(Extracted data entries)

☆ ☆ ☆ ☆ ☆ ☆ ☆

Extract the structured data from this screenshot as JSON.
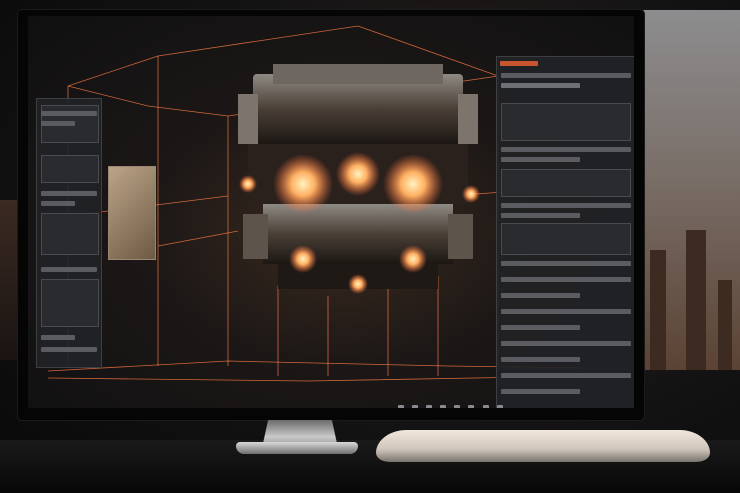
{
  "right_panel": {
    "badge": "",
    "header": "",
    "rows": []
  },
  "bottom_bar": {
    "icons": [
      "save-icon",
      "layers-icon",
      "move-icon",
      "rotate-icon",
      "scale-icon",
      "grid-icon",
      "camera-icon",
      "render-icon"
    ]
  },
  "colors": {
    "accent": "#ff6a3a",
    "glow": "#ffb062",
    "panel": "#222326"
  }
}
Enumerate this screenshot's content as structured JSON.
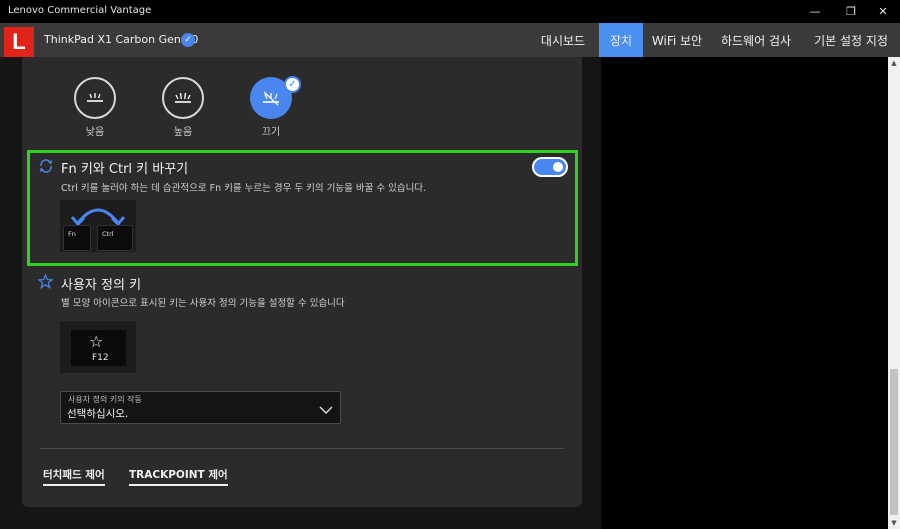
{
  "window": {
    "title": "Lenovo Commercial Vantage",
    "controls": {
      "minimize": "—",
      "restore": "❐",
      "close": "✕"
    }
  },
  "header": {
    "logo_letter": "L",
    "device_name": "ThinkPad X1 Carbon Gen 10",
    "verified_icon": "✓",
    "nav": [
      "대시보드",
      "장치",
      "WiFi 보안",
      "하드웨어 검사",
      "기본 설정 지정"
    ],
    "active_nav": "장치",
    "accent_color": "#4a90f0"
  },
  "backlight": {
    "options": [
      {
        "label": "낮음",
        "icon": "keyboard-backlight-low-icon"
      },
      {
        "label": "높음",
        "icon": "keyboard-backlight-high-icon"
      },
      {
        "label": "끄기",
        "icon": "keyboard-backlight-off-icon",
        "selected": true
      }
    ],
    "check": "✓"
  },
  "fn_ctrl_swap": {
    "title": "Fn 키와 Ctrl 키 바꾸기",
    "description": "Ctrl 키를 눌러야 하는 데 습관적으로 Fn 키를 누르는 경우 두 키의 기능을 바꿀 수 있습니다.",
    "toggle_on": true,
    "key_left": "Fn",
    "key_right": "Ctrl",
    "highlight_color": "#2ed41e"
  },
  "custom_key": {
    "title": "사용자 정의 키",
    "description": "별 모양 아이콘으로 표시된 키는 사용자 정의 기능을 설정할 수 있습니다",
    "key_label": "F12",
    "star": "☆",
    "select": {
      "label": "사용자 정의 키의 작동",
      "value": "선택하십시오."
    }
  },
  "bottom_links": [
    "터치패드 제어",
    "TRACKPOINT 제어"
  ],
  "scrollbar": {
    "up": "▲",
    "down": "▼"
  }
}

☆ ☆ ☆ ☆ ☆ ☆ ☆

Quote the records in full and exactly; skip any image.

Extract the structured data from this screenshot as JSON.
{
  "right_panel": {
    "badge": "",
    "header": "",
    "rows": []
  },
  "bottom_bar": {
    "icons": [
      "save-icon",
      "layers-icon",
      "move-icon",
      "rotate-icon",
      "scale-icon",
      "grid-icon",
      "camera-icon",
      "render-icon"
    ]
  },
  "colors": {
    "accent": "#ff6a3a",
    "glow": "#ffb062",
    "panel": "#222326"
  }
}
Enumerate this screenshot's content as structured JSON.
{
  "window": {
    "title": "Lenovo Commercial Vantage",
    "controls": {
      "minimize": "—",
      "restore": "❐",
      "close": "✕"
    }
  },
  "header": {
    "logo_letter": "L",
    "device_name": "ThinkPad X1 Carbon Gen 10",
    "verified_icon": "✓",
    "nav": [
      "대시보드",
      "장치",
      "WiFi 보안",
      "하드웨어 검사",
      "기본 설정 지정"
    ],
    "active_nav": "장치",
    "accent_color": "#4a90f0"
  },
  "backlight": {
    "options": [
      {
        "label": "낮음",
        "icon": "keyboard-backlight-low-icon"
      },
      {
        "label": "높음",
        "icon": "keyboard-backlight-high-icon"
      },
      {
        "label": "끄기",
        "icon": "keyboard-backlight-off-icon",
        "selected": true
      }
    ],
    "check": "✓"
  },
  "fn_ctrl_swap": {
    "title": "Fn 키와 Ctrl 키 바꾸기",
    "description": "Ctrl 키를 눌러야 하는 데 습관적으로 Fn 키를 누르는 경우 두 키의 기능을 바꿀 수 있습니다.",
    "toggle_on": true,
    "key_left": "Fn",
    "key_right": "Ctrl",
    "highlight_color": "#2ed41e"
  },
  "custom_key": {
    "title": "사용자 정의 키",
    "description": "별 모양 아이콘으로 표시된 키는 사용자 정의 기능을 설정할 수 있습니다",
    "key_label": "F12",
    "star": "☆",
    "select": {
      "label": "사용자 정의 키의 작동",
      "value": "선택하십시오."
    }
  },
  "bottom_links": [
    "터치패드 제어",
    "TRACKPOINT 제어"
  ],
  "scrollbar": {
    "up": "▲",
    "down": "▼"
  }
}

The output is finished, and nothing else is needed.